**Provided records**

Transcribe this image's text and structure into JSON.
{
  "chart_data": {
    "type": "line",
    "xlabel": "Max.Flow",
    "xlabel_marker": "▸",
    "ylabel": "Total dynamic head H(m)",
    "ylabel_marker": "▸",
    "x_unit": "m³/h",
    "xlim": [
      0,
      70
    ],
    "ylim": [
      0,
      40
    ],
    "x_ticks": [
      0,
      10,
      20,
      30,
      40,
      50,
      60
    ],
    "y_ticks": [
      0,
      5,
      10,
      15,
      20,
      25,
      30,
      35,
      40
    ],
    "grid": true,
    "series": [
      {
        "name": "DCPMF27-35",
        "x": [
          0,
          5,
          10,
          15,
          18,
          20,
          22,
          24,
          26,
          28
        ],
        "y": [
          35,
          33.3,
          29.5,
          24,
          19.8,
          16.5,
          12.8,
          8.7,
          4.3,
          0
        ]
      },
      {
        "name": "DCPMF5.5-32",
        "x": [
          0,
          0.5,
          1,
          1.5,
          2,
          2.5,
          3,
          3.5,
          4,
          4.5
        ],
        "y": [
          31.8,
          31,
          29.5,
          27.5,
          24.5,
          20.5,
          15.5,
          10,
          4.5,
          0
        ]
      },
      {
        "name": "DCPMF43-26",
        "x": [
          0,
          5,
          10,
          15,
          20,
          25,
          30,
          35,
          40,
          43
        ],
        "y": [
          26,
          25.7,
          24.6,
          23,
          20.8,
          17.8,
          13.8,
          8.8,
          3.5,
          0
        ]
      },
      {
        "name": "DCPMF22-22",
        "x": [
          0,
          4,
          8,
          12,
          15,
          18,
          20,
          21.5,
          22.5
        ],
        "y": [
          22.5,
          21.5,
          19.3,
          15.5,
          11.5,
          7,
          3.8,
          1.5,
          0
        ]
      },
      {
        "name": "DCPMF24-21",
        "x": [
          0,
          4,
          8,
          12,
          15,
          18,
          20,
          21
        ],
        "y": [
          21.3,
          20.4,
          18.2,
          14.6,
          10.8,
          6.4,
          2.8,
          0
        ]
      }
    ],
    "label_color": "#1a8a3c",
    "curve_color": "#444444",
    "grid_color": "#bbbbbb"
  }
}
---
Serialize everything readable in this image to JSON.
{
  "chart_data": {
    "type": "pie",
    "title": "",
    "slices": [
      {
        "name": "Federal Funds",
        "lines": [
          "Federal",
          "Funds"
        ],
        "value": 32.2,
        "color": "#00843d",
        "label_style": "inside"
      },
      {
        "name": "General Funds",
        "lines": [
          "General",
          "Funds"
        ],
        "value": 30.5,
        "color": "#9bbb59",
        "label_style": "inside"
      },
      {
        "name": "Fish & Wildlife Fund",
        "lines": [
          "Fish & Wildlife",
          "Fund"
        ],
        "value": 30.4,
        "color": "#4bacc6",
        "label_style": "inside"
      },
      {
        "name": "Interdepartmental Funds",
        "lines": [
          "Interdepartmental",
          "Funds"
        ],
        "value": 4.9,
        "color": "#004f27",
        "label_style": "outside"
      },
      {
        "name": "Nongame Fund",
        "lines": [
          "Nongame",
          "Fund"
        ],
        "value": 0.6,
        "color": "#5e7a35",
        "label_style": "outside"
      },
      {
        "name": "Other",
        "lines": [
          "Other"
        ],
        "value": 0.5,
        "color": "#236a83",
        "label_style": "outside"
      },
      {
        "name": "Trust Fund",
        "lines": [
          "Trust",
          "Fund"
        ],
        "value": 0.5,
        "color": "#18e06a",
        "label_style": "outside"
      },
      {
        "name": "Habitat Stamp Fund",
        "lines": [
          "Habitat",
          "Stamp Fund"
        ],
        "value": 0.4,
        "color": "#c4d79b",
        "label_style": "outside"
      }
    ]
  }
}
---
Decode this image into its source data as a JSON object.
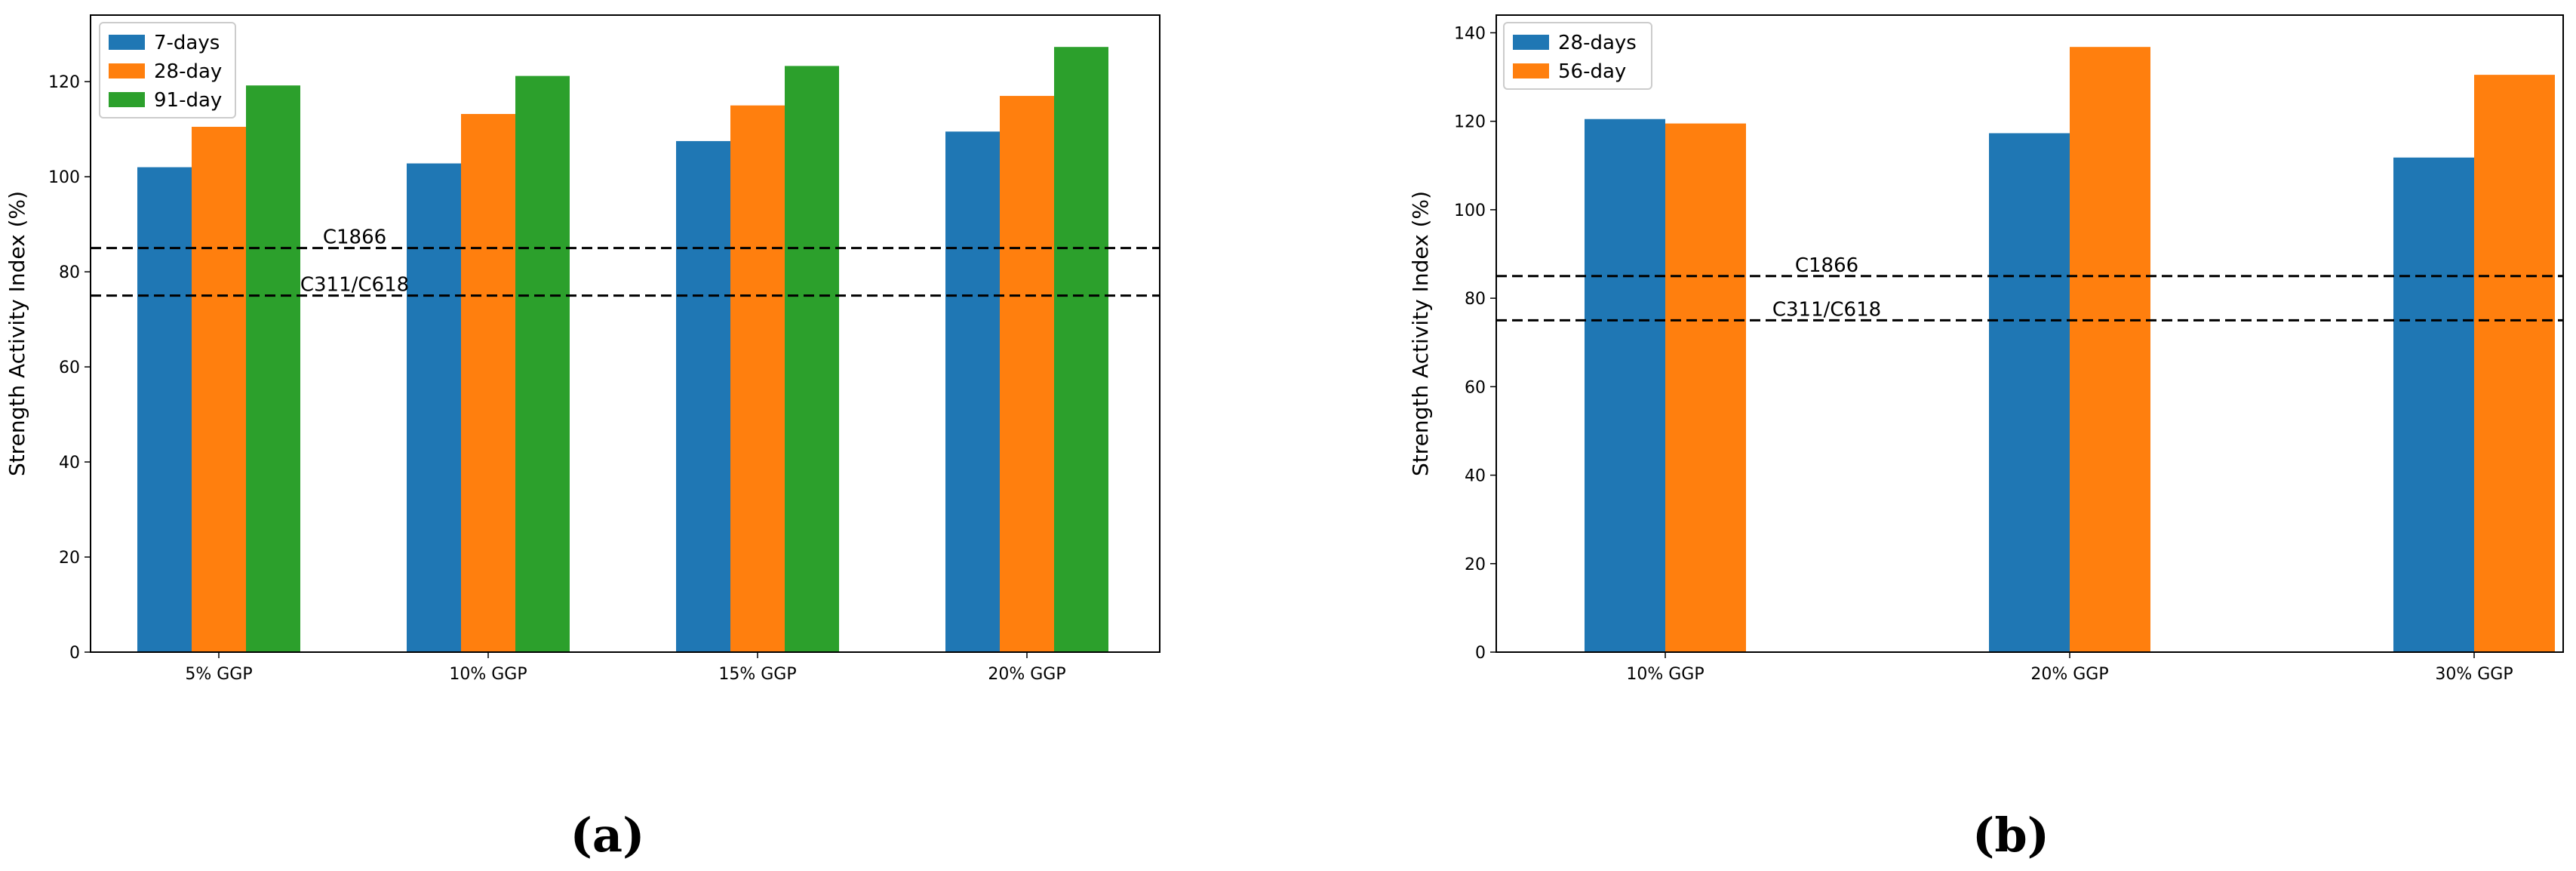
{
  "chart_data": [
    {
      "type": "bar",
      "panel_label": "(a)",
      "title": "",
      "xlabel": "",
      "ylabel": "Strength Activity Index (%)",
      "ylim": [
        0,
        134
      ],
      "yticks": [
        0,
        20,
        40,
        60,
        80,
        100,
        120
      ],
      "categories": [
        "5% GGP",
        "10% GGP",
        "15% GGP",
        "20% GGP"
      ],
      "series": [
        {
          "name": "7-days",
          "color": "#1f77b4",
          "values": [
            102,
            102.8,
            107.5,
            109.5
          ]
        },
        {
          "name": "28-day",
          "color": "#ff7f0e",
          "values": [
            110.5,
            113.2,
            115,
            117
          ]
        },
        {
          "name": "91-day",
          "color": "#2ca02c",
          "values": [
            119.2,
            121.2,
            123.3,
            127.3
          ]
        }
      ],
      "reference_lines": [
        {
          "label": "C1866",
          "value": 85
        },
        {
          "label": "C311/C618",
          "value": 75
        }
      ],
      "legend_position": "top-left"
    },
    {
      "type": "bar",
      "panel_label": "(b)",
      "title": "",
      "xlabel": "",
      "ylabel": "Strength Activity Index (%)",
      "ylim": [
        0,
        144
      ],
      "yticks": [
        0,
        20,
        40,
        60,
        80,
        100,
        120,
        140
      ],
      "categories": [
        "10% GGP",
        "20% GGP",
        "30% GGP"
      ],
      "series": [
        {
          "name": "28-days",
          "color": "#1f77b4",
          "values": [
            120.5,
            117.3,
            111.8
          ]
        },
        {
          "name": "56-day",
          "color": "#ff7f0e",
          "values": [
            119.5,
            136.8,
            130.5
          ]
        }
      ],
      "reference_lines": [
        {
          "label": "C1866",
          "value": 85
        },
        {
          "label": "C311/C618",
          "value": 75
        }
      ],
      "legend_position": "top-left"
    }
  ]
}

**Your objective**
Pick out the lines that include the word "Interdepartmental" and write them out.

**Result**
        "name": "Interdepartmental Funds",
          "Interdepartmental",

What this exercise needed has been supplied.